§ **Task to complete**
Return the records, each one exactly as written.

§ **Records to use**
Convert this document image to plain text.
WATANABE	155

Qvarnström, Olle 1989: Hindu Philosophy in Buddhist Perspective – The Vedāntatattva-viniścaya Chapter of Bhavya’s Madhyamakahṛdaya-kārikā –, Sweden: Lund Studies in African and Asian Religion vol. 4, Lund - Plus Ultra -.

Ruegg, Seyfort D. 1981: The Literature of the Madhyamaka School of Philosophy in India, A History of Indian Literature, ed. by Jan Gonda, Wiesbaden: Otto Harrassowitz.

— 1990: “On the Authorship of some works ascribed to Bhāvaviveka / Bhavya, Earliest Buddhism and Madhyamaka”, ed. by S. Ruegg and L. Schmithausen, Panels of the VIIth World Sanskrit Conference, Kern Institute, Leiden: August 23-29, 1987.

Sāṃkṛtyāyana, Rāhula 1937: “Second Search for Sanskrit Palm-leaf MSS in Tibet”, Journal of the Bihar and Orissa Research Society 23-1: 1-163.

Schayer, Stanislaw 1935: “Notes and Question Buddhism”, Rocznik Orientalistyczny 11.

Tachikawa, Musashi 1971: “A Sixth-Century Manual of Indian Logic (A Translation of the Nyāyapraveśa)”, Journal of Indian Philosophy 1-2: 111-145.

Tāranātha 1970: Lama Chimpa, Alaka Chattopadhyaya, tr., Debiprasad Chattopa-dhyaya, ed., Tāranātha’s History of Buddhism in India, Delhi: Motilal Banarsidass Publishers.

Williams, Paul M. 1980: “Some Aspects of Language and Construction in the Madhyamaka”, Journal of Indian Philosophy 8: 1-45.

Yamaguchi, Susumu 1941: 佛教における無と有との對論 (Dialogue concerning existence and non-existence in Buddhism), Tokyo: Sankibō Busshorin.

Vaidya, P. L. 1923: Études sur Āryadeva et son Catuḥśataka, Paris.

§ **Final answer**
Convert this document image to plain text.
WATANABE	155

Qvarnström, Olle 1989: Hindu Philosophy in Buddhist Perspective – The Vedāntatattva-viniścaya Chapter of Bhavya’s Madhyamakahṛdaya-kārikā –, Sweden: Lund Studies in African and Asian Religion vol. 4, Lund - Plus Ultra -.

Ruegg, Seyfort D. 1981: The Literature of the Madhyamaka School of Philosophy in India, A History of Indian Literature, ed. by Jan Gonda, Wiesbaden: Otto Harrassowitz.

— 1990: “On the Authorship of some works ascribed to Bhāvaviveka / Bhavya, Earliest Buddhism and Madhyamaka”, ed. by S. Ruegg and L. Schmithausen, Panels of the VIIth World Sanskrit Conference, Kern Institute, Leiden: August 23-29, 1987.

Sāṃkṛtyāyana, Rāhula 1937: “Second Search for Sanskrit Palm-leaf MSS in Tibet”, Journal of the Bihar and Orissa Research Society 23-1: 1-163.

Schayer, Stanislaw 1935: “Notes and Question Buddhism”, Rocznik Orientalistyczny 11.

Tachikawa, Musashi 1971: “A Sixth-Century Manual of Indian Logic (A Translation of the Nyāyapraveśa)”, Journal of Indian Philosophy 1-2: 111-145.

Tāranātha 1970: Lama Chimpa, Alaka Chattopadhyaya, tr., Debiprasad Chattopa-dhyaya, ed., Tāranātha’s History of Buddhism in India, Delhi: Motilal Banarsidass Publishers.

Williams, Paul M. 1980: “Some Aspects of Language and Construction in the Madhyamaka”, Journal of Indian Philosophy 8: 1-45.

Yamaguchi, Susumu 1941: 佛教における無と有との對論 (Dialogue concerning existence and non-existence in Buddhism), Tokyo: Sankibō Busshorin.

Vaidya, P. L. 1923: Études sur Āryadeva et son Catuḥśataka, Paris.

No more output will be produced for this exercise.